DATA FOR THE TASK Start Marker

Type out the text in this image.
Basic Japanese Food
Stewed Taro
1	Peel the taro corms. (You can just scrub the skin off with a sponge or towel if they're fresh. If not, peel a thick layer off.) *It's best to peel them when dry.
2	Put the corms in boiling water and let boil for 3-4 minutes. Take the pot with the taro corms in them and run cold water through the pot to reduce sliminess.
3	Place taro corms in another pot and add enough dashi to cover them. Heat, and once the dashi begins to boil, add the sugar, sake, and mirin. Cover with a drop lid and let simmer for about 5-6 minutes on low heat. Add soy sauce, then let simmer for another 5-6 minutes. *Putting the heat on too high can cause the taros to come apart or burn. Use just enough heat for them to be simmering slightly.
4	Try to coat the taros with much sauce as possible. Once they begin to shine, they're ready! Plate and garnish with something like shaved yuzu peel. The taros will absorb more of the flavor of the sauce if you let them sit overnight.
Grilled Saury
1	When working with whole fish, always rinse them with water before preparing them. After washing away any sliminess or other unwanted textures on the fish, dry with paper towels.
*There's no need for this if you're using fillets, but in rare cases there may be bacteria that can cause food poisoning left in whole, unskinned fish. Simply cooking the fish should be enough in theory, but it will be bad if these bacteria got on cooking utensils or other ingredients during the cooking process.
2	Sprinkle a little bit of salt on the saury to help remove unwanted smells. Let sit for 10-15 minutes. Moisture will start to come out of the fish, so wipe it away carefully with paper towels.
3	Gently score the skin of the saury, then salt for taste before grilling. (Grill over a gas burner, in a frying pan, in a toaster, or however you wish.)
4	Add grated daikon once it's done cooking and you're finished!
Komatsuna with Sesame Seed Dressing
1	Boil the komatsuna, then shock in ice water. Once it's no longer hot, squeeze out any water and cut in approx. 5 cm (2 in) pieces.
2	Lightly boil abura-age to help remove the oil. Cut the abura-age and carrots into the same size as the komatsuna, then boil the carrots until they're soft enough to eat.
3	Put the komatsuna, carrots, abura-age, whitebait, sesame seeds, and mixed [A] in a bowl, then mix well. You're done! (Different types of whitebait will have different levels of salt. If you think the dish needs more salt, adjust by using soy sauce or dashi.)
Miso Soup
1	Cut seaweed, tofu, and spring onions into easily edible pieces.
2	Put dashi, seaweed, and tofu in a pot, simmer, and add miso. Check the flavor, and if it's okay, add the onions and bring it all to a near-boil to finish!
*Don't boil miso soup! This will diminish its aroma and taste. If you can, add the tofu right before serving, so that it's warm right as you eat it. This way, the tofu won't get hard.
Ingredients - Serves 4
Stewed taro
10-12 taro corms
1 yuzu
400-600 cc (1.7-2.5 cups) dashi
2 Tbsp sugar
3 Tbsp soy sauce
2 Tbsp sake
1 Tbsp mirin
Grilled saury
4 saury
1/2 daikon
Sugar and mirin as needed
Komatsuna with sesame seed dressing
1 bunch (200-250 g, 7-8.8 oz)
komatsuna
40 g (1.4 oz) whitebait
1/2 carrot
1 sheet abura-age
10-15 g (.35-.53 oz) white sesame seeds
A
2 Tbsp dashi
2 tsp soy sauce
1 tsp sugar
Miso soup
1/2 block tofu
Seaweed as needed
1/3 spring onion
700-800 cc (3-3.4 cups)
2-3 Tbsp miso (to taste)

DATA FOR THE TASK End Marker

▸ **EXERCISE DESCRIPTION**
Extract all lines of the records above that include "sliminess".

▸ **EXERCISE RESPONSE**
2	Put the corms in boiling water and let boil for 3-4 minutes. Take the pot with the taro corms in them and run cold water through the pot to reduce sliminess.
1	When working with whole fish, always rinse them with water before preparing them. After washing away any sliminess or other unwanted textures on the fish, dry with paper towels.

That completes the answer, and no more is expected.